## [Goal]
Convert the lines below into a Markdown table with the columns Row and Line. Give each line its own numbered row, and leave out any blank lines.

[Page element annotations]
---------------

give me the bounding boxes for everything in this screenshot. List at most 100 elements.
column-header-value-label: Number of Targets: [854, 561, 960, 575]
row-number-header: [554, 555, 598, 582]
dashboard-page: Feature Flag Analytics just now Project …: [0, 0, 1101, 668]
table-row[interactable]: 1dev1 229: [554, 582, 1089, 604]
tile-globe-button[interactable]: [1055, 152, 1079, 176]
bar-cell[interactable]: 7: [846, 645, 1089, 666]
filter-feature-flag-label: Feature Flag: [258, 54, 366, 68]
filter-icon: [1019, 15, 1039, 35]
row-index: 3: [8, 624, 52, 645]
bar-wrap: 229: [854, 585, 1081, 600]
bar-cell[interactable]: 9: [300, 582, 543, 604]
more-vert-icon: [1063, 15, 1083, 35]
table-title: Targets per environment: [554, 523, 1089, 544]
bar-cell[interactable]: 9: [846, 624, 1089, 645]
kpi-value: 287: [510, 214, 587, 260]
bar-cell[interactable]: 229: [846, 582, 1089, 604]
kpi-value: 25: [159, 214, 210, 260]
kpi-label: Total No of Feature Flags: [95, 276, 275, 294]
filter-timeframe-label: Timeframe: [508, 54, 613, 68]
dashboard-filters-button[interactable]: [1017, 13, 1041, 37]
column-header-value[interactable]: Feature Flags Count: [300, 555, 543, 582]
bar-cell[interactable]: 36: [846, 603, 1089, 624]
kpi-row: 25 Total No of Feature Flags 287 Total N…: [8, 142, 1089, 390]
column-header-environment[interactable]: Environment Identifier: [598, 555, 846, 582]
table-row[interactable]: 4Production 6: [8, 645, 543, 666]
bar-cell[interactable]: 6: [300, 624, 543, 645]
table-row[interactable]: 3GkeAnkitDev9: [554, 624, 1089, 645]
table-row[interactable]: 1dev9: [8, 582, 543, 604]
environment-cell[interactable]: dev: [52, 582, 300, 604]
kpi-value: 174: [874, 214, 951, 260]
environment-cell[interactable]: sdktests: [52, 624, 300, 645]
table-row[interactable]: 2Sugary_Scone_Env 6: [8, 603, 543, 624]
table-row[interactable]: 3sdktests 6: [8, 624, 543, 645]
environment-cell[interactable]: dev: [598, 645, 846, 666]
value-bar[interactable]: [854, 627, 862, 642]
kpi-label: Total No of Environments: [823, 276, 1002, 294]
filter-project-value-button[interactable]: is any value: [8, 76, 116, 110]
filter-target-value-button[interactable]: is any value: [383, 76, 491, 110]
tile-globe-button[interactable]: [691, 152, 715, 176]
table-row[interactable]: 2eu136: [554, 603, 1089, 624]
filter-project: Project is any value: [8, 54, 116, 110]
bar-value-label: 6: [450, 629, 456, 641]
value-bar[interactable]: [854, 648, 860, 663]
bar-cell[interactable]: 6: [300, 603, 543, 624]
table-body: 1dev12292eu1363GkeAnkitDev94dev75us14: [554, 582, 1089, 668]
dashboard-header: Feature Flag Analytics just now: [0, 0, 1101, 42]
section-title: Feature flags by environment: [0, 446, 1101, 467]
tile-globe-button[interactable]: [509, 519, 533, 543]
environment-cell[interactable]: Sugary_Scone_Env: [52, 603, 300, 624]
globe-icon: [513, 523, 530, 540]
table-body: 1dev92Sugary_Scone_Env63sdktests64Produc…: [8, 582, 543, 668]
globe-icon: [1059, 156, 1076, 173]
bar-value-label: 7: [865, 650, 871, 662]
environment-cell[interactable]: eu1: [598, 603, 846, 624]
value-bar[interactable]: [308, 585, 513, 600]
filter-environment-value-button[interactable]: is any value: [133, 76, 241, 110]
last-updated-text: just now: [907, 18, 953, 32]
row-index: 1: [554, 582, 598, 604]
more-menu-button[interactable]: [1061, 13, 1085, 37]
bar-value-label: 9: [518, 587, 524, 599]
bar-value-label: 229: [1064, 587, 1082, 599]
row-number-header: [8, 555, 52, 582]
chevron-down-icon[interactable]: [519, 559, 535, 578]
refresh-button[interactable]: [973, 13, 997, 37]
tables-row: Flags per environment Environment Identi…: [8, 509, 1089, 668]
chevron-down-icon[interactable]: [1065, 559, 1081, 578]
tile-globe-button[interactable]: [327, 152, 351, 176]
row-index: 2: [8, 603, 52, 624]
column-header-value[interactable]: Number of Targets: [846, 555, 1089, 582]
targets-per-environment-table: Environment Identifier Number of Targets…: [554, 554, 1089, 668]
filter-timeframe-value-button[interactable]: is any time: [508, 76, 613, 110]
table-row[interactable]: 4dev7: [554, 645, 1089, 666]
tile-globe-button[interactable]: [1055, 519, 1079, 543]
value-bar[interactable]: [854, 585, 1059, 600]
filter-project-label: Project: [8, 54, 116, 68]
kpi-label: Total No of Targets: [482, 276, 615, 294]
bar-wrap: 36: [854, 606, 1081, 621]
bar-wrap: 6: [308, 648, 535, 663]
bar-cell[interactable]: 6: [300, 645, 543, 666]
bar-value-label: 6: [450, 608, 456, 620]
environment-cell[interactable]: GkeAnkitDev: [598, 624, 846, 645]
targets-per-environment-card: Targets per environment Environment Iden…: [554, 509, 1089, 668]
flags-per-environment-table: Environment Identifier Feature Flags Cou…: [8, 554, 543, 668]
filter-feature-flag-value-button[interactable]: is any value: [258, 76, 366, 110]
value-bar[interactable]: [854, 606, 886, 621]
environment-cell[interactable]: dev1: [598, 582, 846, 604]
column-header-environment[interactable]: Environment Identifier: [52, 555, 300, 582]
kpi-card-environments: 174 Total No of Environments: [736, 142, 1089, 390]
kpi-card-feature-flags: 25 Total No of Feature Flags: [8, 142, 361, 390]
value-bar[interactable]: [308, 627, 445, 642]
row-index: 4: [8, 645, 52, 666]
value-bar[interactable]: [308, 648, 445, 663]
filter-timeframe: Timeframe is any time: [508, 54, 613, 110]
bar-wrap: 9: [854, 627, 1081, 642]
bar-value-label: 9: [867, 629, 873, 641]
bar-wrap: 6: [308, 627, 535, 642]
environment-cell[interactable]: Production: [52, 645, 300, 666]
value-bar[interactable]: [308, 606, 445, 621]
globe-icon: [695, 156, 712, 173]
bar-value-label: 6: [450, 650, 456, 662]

---------------

## [Exercise response]
| Row | Line |
|---|---|
| 1 | give me the bounding boxes for everything in this screenshot. List at most 100 elements. |
| 2 | column-header-value-label: Number of Targets: [854, 561, 960, 575] |
| 3 | row-number-header: [554, 555, 598, 582] |
| 4 | dashboard-page: Feature Flag Analytics just now Project …: [0, 0, 1101, 668] |
| 5 | table-row[interactable]: 1dev1 229: [554, 582, 1089, 604] |
| 6 | tile-globe-button[interactable]: [1055, 152, 1079, 176] |
| 7 | bar-cell[interactable]: 7: [846, 645, 1089, 666] |
| 8 | filter-feature-flag-label: Feature Flag: [258, 54, 366, 68] |
| 9 | filter-icon: [1019, 15, 1039, 35] |
| 10 | row-index: 3: [8, 624, 52, 645] |
| 11 | bar-wrap: 229: [854, 585, 1081, 600] |
| 12 | bar-cell[interactable]: 9: [300, 582, 543, 604] |
| 13 | more-vert-icon: [1063, 15, 1083, 35] |
| 14 | table-title: Targets per environment: [554, 523, 1089, 544] |
| 15 | bar-cell[interactable]: 9: [846, 624, 1089, 645] |
| 16 | kpi-value: 287: [510, 214, 587, 260] |
| 17 | bar-cell[interactable]: 229: [846, 582, 1089, 604] |
| 18 | kpi-value: 25: [159, 214, 210, 260] |
| 19 | kpi-label: Total No of Feature Flags: [95, 276, 275, 294] |
| 20 | filter-timeframe-label: Timeframe: [508, 54, 613, 68] |
| 21 | dashboard-filters-button[interactable]: [1017, 13, 1041, 37] |
| 22 | column-header-value[interactable]: Feature Flags Count: [300, 555, 543, 582] |
| 23 | bar-cell[interactable]: 36: [846, 603, 1089, 624] |
| 24 | kpi-row: 25 Total No of Feature Flags 287 Total N…: [8, 142, 1089, 390] |
| 25 | column-header-environment[interactable]: Environment Identifier: [598, 555, 846, 582] |
| 26 | table-row[interactable]: 4Production 6: [8, 645, 543, 666] |
| 27 | bar-cell[interactable]: 6: [300, 624, 543, 645] |
| 28 | table-row[interactable]: 3GkeAnkitDev9: [554, 624, 1089, 645] |
| 29 | table-row[interactable]: 1dev9: [8, 582, 543, 604] |
| 30 | environment-cell[interactable]: dev: [52, 582, 300, 604] |
| 31 | kpi-value: 174: [874, 214, 951, 260] |
| 32 | environment-cell[interactable]: sdktests: [52, 624, 300, 645] |
| 33 | table-row[interactable]: 2Sugary_Scone_Env 6: [8, 603, 543, 624] |
| 34 | table-row[interactable]: 3sdktests 6: [8, 624, 543, 645] |
| 35 | environment-cell[interactable]: dev: [598, 645, 846, 666] |
| 36 | value-bar[interactable]: [854, 627, 862, 642] |
| 37 | kpi-label: Total No of Environments: [823, 276, 1002, 294] |
| 38 | filter-project-value-button[interactable]: is any value: [8, 76, 116, 110] |
| 39 | filter-target-value-button[interactable]: is any value: [383, 76, 491, 110] |
| 40 | tile-globe-button[interactable]: [691, 152, 715, 176] |
| 41 | table-row[interactable]: 2eu136: [554, 603, 1089, 624] |
| 42 | filter-project: Project is any value: [8, 54, 116, 110] |
| 43 | bar-value-label: 6: [450, 629, 456, 641] |
| 44 | value-bar[interactable]: [854, 648, 860, 663] |
| 45 | bar-cell[interactable]: 6: [300, 603, 543, 624] |
| 46 | table-body: 1dev12292eu1363GkeAnkitDev94dev75us14: [554, 582, 1089, 668] |
| 47 | dashboard-header: Feature Flag Analytics just now: [0, 0, 1101, 42] |
| 48 | section-title: Feature flags by environment: [0, 446, 1101, 467] |
| 49 | tile-globe-button[interactable]: [509, 519, 533, 543] |
| 50 | environment-cell[interactable]: Sugary_Scone_Env: [52, 603, 300, 624] |
| 51 | globe-icon: [513, 523, 530, 540] |
| 52 | table-body: 1dev92Sugary_Scone_Env63sdktests64Produc…: [8, 582, 543, 668] |
| 53 | globe-icon: [1059, 156, 1076, 173] |
| 54 | bar-value-label: 7: [865, 650, 871, 662] |
| 55 | environment-cell[interactable]: eu1: [598, 603, 846, 624] |
| 56 | value-bar[interactable]: [308, 585, 513, 600] |
| 57 | filter-environment-value-button[interactable]: is any value: [133, 76, 241, 110] |
| 58 | last-updated-text: just now: [907, 18, 953, 32] |
| 59 | row-index: 1: [554, 582, 598, 604] |
| 60 | more-menu-button[interactable]: [1061, 13, 1085, 37] |
| 61 | bar-value-label: 9: [518, 587, 524, 599] |
| 62 | bar-value-label: 229: [1064, 587, 1082, 599] |
| 63 | row-number-header: [8, 555, 52, 582] |
| 64 | chevron-down-icon[interactable]: [519, 559, 535, 578] |
| 65 | refresh-button[interactable]: [973, 13, 997, 37] |
| 66 | tables-row: Flags per environment Environment Identi…: [8, 509, 1089, 668] |
| 67 | chevron-down-icon[interactable]: [1065, 559, 1081, 578] |
| 68 | tile-globe-button[interactable]: [327, 152, 351, 176] |
| 69 | row-index: 2: [8, 603, 52, 624] |
| 70 | column-header-value[interactable]: Number of Targets: [846, 555, 1089, 582] |
| 71 | targets-per-environment-table: Environment Identifier Number of Targets…: [554, 554, 1089, 668] |
| 72 | filter-timeframe-value-button[interactable]: is any time: [508, 76, 613, 110] |
| 73 | table-row[interactable]: 4dev7: [554, 645, 1089, 666] |
| 74 | tile-globe-button[interactable]: [1055, 519, 1079, 543] |
| 75 | value-bar[interactable]: [854, 585, 1059, 600] |
| 76 | filter-project-label: Project: [8, 54, 116, 68] |
| 77 | kpi-label: Total No of Targets: [482, 276, 615, 294] |
| 78 | bar-wrap: 36: [854, 606, 1081, 621] |
| 79 | bar-wrap: 6: [308, 648, 535, 663] |
| 80 | bar-cell[interactable]: 6: [300, 645, 543, 666] |
| 81 | bar-value-label: 6: [450, 608, 456, 620] |
| 82 | environment-cell[interactable]: GkeAnkitDev: [598, 624, 846, 645] |
| 83 | targets-per-environment-card: Targets per environment Environment Iden…: [554, 509, 1089, 668] |
| 84 | flags-per-environment-table: Environment Identifier Feature Flags Cou…: [8, 554, 543, 668] |
| 85 | filter-feature-flag-value-button[interactable]: is any value: [258, 76, 366, 110] |
| 86 | value-bar[interactable]: [854, 606, 886, 621] |
| 87 | environment-cell[interactable]: dev1: [598, 582, 846, 604] |
| 88 | column-header-environment[interactable]: Environment Identifier: [52, 555, 300, 582] |
| 89 | kpi-card-environments: 174 Total No of Environments: [736, 142, 1089, 390] |
| 90 | kpi-card-feature-flags: 25 Total No of Feature Flags: [8, 142, 361, 390] |
| 91 | value-bar[interactable]: [308, 627, 445, 642] |
| 92 | row-index: 4: [8, 645, 52, 666] |
| 93 | value-bar[interactable]: [308, 648, 445, 663] |
| 94 | filter-timeframe: Timeframe is any time: [508, 54, 613, 110] |
| 95 | bar-wrap: 9: [854, 627, 1081, 642] |
| 96 | bar-value-label: 9: [867, 629, 873, 641] |
| 97 | bar-wrap: 6: [308, 627, 535, 642] |
| 98 | environment-cell[interactable]: Production: [52, 645, 300, 666] |
| 99 | value-bar[interactable]: [308, 606, 445, 621] |
| 100 | globe-icon: [695, 156, 712, 173] |
| 101 | bar-value-label: 6: [450, 650, 456, 662] |